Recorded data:
* * * * * * *
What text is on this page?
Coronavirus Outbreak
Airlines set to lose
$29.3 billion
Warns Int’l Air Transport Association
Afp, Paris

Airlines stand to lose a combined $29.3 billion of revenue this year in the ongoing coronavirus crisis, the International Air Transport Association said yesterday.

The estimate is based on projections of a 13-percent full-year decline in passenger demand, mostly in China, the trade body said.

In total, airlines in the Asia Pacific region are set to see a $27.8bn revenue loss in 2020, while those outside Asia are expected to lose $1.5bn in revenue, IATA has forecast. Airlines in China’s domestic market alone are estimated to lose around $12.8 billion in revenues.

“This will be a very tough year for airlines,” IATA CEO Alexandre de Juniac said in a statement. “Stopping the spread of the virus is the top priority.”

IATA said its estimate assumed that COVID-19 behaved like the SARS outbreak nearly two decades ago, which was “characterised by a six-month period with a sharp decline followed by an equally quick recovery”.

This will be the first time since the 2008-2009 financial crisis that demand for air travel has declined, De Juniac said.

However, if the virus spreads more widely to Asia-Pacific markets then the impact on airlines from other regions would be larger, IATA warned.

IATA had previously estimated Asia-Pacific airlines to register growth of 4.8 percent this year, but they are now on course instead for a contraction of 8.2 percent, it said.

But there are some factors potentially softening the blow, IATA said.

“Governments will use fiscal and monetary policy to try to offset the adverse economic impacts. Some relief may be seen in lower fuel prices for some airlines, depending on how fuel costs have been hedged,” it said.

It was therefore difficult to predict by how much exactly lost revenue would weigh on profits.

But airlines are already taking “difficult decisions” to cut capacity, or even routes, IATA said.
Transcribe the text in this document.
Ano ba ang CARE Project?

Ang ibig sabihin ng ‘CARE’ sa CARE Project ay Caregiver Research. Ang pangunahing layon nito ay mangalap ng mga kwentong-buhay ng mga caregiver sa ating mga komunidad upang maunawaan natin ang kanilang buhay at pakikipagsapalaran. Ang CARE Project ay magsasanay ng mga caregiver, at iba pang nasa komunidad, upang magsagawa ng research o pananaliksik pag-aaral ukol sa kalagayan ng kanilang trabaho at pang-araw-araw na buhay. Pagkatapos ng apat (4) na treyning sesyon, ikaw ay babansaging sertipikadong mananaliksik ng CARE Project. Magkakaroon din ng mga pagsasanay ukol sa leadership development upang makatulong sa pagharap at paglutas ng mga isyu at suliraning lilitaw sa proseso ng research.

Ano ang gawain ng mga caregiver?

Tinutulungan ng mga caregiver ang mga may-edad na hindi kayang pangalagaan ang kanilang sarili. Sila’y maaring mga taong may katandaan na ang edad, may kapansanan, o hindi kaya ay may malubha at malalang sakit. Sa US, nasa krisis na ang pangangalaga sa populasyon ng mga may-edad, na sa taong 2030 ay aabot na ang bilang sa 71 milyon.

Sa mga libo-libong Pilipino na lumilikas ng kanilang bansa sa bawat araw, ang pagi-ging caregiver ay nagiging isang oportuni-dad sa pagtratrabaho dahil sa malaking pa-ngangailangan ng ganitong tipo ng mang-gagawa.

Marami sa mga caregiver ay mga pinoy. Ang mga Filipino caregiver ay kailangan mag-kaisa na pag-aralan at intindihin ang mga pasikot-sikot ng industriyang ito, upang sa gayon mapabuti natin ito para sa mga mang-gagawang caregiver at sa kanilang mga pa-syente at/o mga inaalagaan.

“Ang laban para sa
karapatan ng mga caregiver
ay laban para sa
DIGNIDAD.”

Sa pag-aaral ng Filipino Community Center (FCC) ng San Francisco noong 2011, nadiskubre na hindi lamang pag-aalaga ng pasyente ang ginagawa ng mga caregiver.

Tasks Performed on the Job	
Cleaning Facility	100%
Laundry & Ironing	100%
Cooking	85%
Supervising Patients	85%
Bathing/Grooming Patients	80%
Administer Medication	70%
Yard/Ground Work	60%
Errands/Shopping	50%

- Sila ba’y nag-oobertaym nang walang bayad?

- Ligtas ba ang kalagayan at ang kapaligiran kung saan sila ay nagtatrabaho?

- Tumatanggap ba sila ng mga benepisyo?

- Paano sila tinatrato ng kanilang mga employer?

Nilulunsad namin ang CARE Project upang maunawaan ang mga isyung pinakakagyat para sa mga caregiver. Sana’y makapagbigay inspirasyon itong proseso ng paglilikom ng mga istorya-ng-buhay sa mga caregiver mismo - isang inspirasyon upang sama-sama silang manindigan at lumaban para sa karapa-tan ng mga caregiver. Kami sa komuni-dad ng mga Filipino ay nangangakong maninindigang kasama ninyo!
* * * * * * *
PROBLEM TO WORK ON =
Nothing in the records may change; write them out again in full.

SOLUTION FOR THIS EXERCISE =
What text is on this page?
Coronavirus Outbreak
Airlines set to lose
$29.3 billion
Warns Int’l Air Transport Association
Afp, Paris

Airlines stand to lose a combined $29.3 billion of revenue this year in the ongoing coronavirus crisis, the International Air Transport Association said yesterday.

The estimate is based on projections of a 13-percent full-year decline in passenger demand, mostly in China, the trade body said.

In total, airlines in the Asia Pacific region are set to see a $27.8bn revenue loss in 2020, while those outside Asia are expected to lose $1.5bn in revenue, IATA has forecast. Airlines in China’s domestic market alone are estimated to lose around $12.8 billion in revenues.

“This will be a very tough year for airlines,” IATA CEO Alexandre de Juniac said in a statement. “Stopping the spread of the virus is the top priority.”

IATA said its estimate assumed that COVID-19 behaved like the SARS outbreak nearly two decades ago, which was “characterised by a six-month period with a sharp decline followed by an equally quick recovery”.

This will be the first time since the 2008-2009 financial crisis that demand for air travel has declined, De Juniac said.

However, if the virus spreads more widely to Asia-Pacific markets then the impact on airlines from other regions would be larger, IATA warned.

IATA had previously estimated Asia-Pacific airlines to register growth of 4.8 percent this year, but they are now on course instead for a contraction of 8.2 percent, it said.

But there are some factors potentially softening the blow, IATA said.

“Governments will use fiscal and monetary policy to try to offset the adverse economic impacts. Some relief may be seen in lower fuel prices for some airlines, depending on how fuel costs have been hedged,” it said.

It was therefore difficult to predict by how much exactly lost revenue would weigh on profits.

But airlines are already taking “difficult decisions” to cut capacity, or even routes, IATA said.
Transcribe the text in this document.
Ano ba ang CARE Project?

Ang ibig sabihin ng ‘CARE’ sa CARE Project ay Caregiver Research. Ang pangunahing layon nito ay mangalap ng mga kwentong-buhay ng mga caregiver sa ating mga komunidad upang maunawaan natin ang kanilang buhay at pakikipagsapalaran. Ang CARE Project ay magsasanay ng mga caregiver, at iba pang nasa komunidad, upang magsagawa ng research o pananaliksik pag-aaral ukol sa kalagayan ng kanilang trabaho at pang-araw-araw na buhay. Pagkatapos ng apat (4) na treyning sesyon, ikaw ay babansaging sertipikadong mananaliksik ng CARE Project. Magkakaroon din ng mga pagsasanay ukol sa leadership development upang makatulong sa pagharap at paglutas ng mga isyu at suliraning lilitaw sa proseso ng research.

Ano ang gawain ng mga caregiver?

Tinutulungan ng mga caregiver ang mga may-edad na hindi kayang pangalagaan ang kanilang sarili. Sila’y maaring mga taong may katandaan na ang edad, may kapansanan, o hindi kaya ay may malubha at malalang sakit. Sa US, nasa krisis na ang pangangalaga sa populasyon ng mga may-edad, na sa taong 2030 ay aabot na ang bilang sa 71 milyon.

Sa mga libo-libong Pilipino na lumilikas ng kanilang bansa sa bawat araw, ang pagi-ging caregiver ay nagiging isang oportuni-dad sa pagtratrabaho dahil sa malaking pa-ngangailangan ng ganitong tipo ng mang-gagawa.

Marami sa mga caregiver ay mga pinoy. Ang mga Filipino caregiver ay kailangan mag-kaisa na pag-aralan at intindihin ang mga pasikot-sikot ng industriyang ito, upang sa gayon mapabuti natin ito para sa mga mang-gagawang caregiver at sa kanilang mga pa-syente at/o mga inaalagaan.

“Ang laban para sa
karapatan ng mga caregiver
ay laban para sa
DIGNIDAD.”

Sa pag-aaral ng Filipino Community Center (FCC) ng San Francisco noong 2011, nadiskubre na hindi lamang pag-aalaga ng pasyente ang ginagawa ng mga caregiver.

Tasks Performed on the Job	
Cleaning Facility	100%
Laundry & Ironing	100%
Cooking	85%
Supervising Patients	85%
Bathing/Grooming Patients	80%
Administer Medication	70%
Yard/Ground Work	60%
Errands/Shopping	50%

- Sila ba’y nag-oobertaym nang walang bayad?

- Ligtas ba ang kalagayan at ang kapaligiran kung saan sila ay nagtatrabaho?

- Tumatanggap ba sila ng mga benepisyo?

- Paano sila tinatrato ng kanilang mga employer?

Nilulunsad namin ang CARE Project upang maunawaan ang mga isyung pinakakagyat para sa mga caregiver. Sana’y makapagbigay inspirasyon itong proseso ng paglilikom ng mga istorya-ng-buhay sa mga caregiver mismo - isang inspirasyon upang sama-sama silang manindigan at lumaban para sa karapa-tan ng mga caregiver. Kami sa komuni-dad ng mga Filipino ay nangangakong maninindigang kasama ninyo!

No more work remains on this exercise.